*WHAT YOU NEED TO DO:*
Reproduce every record exactly as it appears, but not the pictures.

*TASK MATERIAL:*

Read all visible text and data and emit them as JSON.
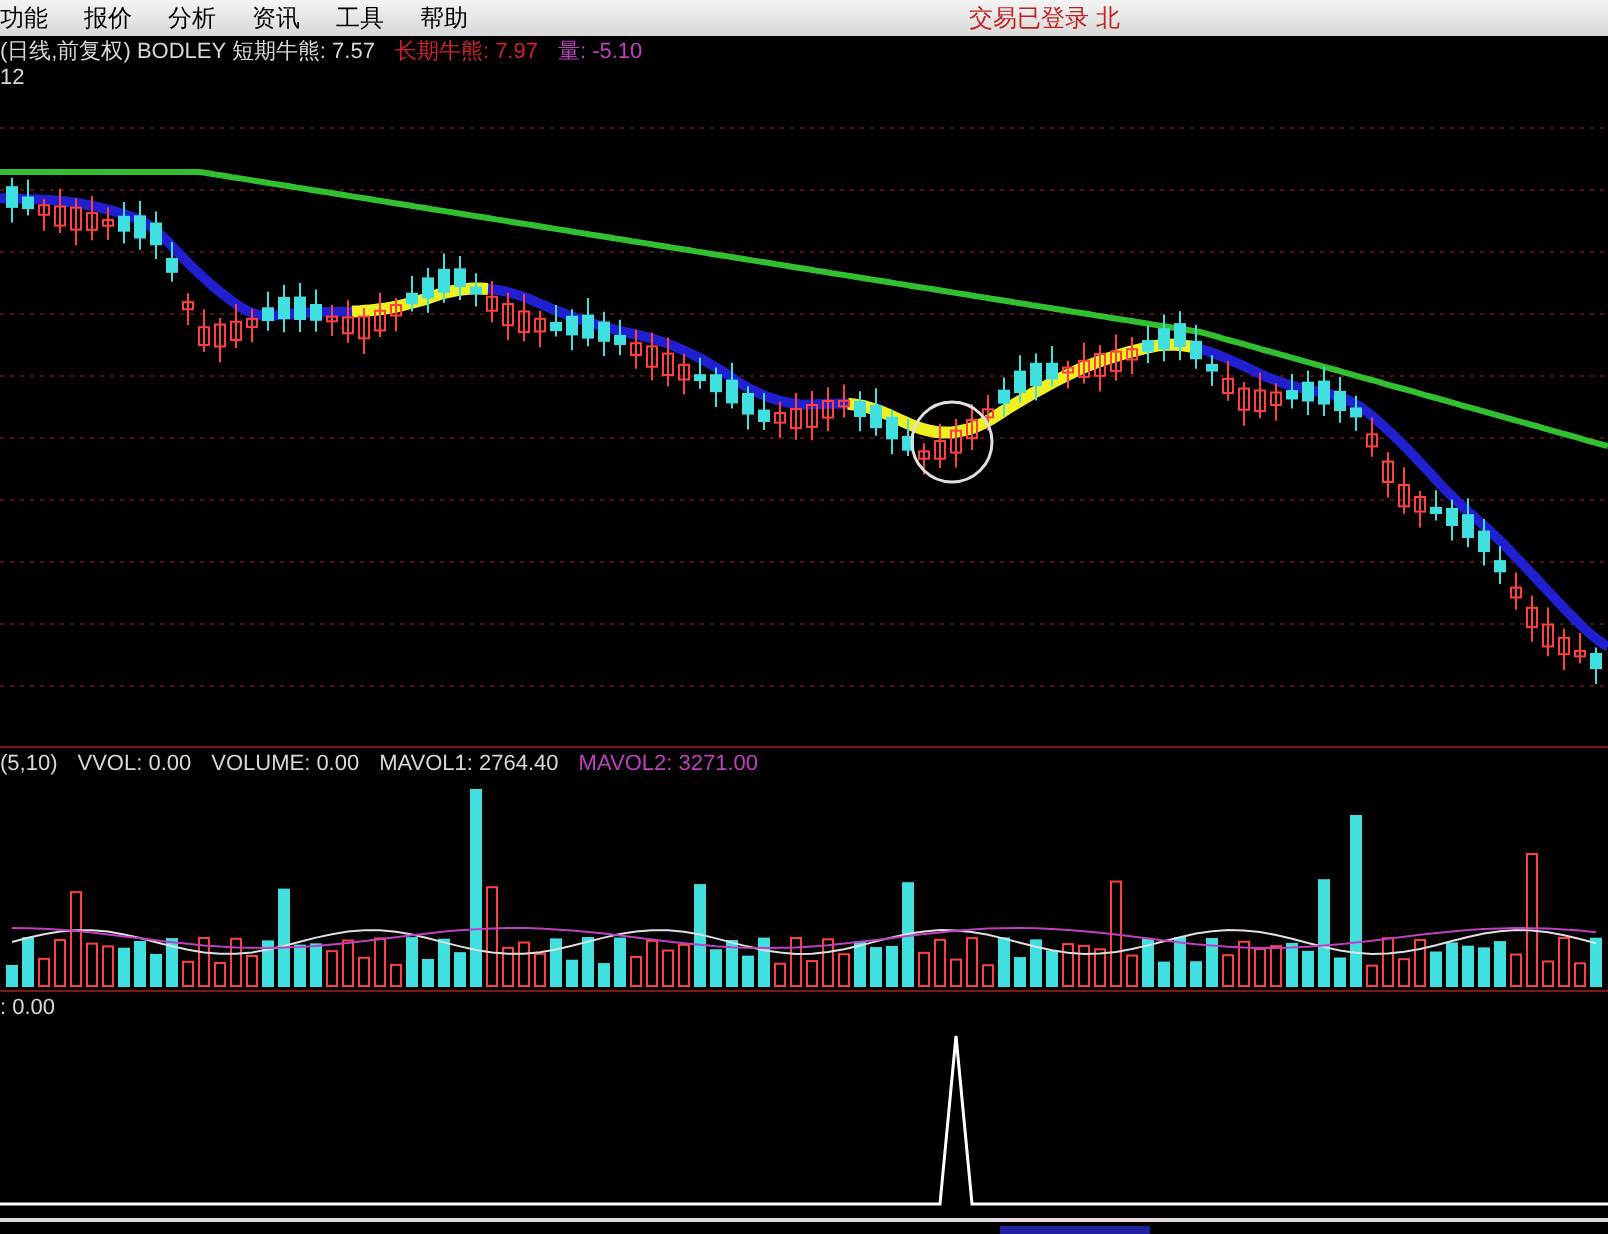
{
  "menu": {
    "items": [
      "功能",
      "报价",
      "分析",
      "资讯",
      "工具",
      "帮助"
    ],
    "status": "交易已登录 北"
  },
  "price_panel": {
    "legend": [
      {
        "text": "(日线,前复权) BODLEY 短期牛熊: 7.57",
        "color": "#d8d8d8"
      },
      {
        "text": "长期牛熊: 7.97",
        "color": "#d02030"
      },
      {
        "text": "量: -5.10",
        "color": "#c040c0"
      }
    ],
    "scale_label": "12"
  },
  "volume_panel": {
    "legend": [
      {
        "text": "(5,10)",
        "color": "#d8d8d8"
      },
      {
        "text": "VVOL: 0.00",
        "color": "#d8d8d8"
      },
      {
        "text": "VOLUME: 0.00",
        "color": "#d8d8d8"
      },
      {
        "text": "MAVOL1: 2764.40",
        "color": "#d8d8d8"
      },
      {
        "text": "MAVOL2: 3271.00",
        "color": "#c040c0"
      }
    ]
  },
  "indicator_panel": {
    "legend": [
      {
        "text": ": 0.00",
        "color": "#d8d8d8"
      }
    ]
  }
}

*RESULT:*
Read all visible text and data and emit them as JSON.
{
  "menu": {
    "items": [
      "功能",
      "报价",
      "分析",
      "资讯",
      "工具",
      "帮助"
    ],
    "status": "交易已登录 北"
  },
  "price_panel": {
    "legend": [
      {
        "text": "(日线,前复权) BODLEY 短期牛熊: 7.57",
        "color": "#d8d8d8"
      },
      {
        "text": "长期牛熊: 7.97",
        "color": "#d02030"
      },
      {
        "text": "量: -5.10",
        "color": "#c040c0"
      }
    ],
    "scale_label": "12"
  },
  "volume_panel": {
    "legend": [
      {
        "text": "(5,10)",
        "color": "#d8d8d8"
      },
      {
        "text": "VVOL: 0.00",
        "color": "#d8d8d8"
      },
      {
        "text": "VOLUME: 0.00",
        "color": "#d8d8d8"
      },
      {
        "text": "MAVOL1: 2764.40",
        "color": "#d8d8d8"
      },
      {
        "text": "MAVOL2: 3271.00",
        "color": "#c040c0"
      }
    ]
  },
  "indicator_panel": {
    "legend": [
      {
        "text": ": 0.00",
        "color": "#d8d8d8"
      }
    ]
  }
}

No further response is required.